Your task is to gather the lines below that hold the string "Глава".

─── Data records

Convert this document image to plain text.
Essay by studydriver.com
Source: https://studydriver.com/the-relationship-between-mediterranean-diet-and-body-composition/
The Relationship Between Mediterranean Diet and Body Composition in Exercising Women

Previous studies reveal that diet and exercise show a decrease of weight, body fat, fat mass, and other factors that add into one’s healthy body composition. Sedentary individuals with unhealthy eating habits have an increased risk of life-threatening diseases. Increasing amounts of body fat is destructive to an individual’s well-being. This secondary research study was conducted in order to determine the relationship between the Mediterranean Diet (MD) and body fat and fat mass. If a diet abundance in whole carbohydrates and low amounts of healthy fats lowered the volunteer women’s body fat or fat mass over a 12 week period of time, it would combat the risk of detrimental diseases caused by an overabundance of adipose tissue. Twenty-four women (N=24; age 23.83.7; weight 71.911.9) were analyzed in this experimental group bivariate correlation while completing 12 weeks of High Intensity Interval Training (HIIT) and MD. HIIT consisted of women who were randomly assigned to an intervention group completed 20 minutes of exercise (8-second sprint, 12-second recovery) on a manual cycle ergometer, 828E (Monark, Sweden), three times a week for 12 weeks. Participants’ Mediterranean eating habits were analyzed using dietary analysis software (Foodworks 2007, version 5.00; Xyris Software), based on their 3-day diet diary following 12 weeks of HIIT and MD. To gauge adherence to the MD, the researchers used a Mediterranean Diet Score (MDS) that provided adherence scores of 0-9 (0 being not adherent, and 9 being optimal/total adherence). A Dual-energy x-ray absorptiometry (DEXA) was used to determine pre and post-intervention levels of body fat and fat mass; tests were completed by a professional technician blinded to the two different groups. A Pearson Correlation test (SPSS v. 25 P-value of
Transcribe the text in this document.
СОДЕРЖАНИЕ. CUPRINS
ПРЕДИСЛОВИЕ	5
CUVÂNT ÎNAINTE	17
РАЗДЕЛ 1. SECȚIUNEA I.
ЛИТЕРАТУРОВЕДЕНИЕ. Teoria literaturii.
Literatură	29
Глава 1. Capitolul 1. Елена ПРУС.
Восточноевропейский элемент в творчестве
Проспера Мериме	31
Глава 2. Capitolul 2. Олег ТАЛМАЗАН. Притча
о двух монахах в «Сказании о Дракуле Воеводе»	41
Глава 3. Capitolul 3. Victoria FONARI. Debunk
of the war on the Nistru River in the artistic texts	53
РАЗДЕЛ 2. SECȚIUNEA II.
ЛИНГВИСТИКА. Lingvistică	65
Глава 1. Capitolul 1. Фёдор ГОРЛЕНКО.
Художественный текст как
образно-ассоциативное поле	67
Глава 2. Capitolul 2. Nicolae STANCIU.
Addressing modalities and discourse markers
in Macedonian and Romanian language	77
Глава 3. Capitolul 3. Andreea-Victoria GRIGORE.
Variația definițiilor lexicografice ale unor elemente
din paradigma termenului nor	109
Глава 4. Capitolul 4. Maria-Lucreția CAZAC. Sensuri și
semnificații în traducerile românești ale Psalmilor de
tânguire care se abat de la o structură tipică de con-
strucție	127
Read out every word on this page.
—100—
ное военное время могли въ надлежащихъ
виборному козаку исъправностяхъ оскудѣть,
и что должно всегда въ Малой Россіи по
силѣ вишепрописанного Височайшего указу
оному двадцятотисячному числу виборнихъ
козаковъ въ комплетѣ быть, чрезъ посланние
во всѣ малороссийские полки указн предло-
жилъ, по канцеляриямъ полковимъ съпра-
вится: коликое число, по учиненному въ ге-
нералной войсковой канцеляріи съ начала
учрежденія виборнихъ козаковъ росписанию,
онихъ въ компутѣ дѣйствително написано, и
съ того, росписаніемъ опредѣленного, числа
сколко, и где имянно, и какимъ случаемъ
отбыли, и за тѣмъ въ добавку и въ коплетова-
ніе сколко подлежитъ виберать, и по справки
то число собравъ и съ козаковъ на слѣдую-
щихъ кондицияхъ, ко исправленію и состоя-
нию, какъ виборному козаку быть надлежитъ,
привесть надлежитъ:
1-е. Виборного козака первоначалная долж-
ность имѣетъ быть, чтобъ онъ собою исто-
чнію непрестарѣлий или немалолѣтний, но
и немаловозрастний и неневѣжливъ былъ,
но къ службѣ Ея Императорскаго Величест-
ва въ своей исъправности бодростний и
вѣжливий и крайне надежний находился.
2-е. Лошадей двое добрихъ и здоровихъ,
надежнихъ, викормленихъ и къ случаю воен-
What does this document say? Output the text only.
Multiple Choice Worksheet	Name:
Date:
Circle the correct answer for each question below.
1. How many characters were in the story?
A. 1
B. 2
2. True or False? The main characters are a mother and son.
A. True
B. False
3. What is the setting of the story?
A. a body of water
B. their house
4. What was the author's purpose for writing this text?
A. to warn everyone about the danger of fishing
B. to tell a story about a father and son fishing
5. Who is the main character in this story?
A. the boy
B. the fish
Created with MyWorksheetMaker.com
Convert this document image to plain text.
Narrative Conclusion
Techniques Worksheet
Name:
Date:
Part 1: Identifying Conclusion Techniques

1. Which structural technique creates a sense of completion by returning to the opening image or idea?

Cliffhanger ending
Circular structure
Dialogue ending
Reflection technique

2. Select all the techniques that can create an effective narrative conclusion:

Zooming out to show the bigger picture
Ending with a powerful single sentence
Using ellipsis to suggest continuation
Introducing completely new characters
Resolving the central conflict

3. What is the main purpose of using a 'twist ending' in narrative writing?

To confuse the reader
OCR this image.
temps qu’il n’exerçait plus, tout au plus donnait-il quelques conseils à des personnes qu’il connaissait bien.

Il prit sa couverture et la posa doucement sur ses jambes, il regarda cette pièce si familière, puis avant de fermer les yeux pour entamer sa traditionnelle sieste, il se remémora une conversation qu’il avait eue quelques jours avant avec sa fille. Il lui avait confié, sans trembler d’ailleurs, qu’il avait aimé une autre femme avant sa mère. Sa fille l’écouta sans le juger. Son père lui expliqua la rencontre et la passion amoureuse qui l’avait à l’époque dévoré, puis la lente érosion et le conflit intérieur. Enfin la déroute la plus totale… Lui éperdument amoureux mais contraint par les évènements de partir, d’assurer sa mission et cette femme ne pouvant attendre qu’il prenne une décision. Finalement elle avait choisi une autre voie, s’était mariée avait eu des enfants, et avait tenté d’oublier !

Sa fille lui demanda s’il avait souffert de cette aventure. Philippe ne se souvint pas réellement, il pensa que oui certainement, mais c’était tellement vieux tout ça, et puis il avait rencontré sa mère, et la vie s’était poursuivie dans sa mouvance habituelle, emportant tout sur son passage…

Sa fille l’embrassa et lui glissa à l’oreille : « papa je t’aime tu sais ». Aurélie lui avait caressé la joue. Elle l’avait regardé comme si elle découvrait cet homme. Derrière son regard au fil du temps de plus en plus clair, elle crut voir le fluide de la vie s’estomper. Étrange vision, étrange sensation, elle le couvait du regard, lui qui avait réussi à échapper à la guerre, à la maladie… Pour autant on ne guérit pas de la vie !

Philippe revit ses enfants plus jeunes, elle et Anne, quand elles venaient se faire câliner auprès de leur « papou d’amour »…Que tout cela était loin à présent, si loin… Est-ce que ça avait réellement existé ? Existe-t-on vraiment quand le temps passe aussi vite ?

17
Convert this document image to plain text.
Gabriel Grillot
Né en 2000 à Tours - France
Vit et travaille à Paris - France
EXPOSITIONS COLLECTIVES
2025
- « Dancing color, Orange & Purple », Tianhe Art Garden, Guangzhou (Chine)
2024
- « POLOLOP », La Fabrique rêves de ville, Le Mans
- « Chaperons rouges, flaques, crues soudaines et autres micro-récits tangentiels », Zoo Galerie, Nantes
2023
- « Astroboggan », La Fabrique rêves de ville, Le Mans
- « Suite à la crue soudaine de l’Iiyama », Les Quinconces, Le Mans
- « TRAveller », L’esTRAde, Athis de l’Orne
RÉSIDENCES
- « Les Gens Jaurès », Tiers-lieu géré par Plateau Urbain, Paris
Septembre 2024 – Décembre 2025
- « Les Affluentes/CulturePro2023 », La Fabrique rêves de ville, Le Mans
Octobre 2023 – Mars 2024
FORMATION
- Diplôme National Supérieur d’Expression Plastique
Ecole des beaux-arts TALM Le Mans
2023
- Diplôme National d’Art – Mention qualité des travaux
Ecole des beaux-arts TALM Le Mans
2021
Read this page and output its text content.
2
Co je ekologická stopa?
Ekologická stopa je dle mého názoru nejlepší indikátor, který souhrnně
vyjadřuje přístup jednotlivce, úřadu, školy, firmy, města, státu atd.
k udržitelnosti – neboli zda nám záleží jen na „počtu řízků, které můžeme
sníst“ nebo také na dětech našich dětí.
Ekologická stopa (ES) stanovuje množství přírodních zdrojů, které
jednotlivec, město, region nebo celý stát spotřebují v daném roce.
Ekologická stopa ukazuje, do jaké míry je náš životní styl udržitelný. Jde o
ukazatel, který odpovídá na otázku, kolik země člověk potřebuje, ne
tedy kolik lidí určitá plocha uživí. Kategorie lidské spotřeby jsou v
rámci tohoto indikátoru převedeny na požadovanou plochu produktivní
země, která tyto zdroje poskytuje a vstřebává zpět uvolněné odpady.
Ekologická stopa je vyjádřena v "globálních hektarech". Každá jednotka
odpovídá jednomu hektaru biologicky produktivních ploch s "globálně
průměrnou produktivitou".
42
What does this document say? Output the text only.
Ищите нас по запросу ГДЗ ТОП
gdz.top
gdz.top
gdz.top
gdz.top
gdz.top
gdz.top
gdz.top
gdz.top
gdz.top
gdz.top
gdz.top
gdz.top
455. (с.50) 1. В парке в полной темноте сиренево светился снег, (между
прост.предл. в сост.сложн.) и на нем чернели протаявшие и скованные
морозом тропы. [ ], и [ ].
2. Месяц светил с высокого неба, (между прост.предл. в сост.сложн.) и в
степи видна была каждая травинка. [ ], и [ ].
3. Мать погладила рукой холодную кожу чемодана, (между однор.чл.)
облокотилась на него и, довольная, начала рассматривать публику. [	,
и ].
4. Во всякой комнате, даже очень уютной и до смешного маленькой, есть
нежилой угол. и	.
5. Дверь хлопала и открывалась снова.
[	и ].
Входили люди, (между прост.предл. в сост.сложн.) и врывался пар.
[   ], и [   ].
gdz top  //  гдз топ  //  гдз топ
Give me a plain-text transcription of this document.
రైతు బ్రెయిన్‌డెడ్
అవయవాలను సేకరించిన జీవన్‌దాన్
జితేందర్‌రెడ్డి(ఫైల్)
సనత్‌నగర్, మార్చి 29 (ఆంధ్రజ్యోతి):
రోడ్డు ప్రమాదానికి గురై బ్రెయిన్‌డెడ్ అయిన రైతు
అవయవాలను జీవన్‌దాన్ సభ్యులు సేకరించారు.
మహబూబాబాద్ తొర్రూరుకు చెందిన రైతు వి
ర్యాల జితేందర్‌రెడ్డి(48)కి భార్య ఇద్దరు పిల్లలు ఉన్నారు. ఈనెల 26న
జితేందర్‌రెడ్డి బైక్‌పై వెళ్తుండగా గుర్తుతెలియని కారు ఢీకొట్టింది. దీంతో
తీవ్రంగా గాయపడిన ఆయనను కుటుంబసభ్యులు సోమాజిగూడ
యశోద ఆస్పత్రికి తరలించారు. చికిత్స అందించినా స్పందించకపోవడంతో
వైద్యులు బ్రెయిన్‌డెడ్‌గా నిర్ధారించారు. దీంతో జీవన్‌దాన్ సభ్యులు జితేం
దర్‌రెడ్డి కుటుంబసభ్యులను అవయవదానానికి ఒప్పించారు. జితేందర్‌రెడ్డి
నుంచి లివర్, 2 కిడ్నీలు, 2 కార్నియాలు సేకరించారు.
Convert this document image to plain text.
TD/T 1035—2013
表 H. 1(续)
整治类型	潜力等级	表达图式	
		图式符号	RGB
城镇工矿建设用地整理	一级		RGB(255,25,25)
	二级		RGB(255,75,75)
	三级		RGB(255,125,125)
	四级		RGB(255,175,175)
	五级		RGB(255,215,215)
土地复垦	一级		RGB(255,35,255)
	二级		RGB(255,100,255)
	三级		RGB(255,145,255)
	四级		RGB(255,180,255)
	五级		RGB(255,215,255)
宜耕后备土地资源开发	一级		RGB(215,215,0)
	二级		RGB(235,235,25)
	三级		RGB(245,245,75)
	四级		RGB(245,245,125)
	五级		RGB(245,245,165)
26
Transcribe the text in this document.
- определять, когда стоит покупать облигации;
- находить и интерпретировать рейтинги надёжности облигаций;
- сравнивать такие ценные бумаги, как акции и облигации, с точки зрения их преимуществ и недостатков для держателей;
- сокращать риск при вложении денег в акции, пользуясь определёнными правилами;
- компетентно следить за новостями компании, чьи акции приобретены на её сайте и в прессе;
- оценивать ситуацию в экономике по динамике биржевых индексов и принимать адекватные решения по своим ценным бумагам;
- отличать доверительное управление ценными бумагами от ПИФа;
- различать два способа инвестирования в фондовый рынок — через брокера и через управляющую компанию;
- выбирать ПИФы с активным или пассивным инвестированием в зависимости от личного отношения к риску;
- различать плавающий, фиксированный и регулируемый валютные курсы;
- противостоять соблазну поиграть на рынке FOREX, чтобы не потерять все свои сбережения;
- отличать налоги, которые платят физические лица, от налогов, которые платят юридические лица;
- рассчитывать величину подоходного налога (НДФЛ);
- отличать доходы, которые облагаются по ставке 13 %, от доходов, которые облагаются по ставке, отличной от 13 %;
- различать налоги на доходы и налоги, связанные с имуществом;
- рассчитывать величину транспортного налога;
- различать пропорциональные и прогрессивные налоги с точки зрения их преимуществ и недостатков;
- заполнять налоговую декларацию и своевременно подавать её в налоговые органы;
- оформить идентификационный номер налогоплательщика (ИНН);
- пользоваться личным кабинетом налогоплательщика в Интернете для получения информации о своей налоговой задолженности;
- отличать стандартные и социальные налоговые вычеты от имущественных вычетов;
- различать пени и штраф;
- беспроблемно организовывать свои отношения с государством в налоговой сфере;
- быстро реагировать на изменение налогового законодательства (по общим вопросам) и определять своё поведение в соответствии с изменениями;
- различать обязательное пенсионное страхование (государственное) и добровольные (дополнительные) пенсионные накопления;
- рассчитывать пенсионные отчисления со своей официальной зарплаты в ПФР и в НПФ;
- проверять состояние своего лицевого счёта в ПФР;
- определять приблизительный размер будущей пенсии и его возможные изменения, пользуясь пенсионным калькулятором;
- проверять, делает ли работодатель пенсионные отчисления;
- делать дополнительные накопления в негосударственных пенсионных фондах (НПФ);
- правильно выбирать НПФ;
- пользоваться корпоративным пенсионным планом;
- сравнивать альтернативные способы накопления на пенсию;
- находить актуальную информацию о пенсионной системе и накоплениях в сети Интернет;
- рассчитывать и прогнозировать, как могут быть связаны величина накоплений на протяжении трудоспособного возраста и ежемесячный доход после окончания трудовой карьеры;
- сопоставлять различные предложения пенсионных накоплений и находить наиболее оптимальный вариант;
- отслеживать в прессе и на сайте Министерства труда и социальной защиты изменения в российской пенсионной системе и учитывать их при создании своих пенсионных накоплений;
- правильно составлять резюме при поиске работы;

──────

*The response*.
Глава 1. Capitolul 1. Елена ПРУС.
Глава 2. Capitolul 2. Олег ТАЛМАЗАН. Притча
Глава 3. Capitolul 3. Victoria FONARI. Debunk
Глава 1. Capitolul 1. Фёдор ГОРЛЕНКО.
Глава 2. Capitolul 2. Nicolae STANCIU.
Глава 3. Capitolul 3. Andreea-Victoria GRIGORE.
Глава 4. Capitolul 4. Maria-Lucreția CAZAC. Sensuri și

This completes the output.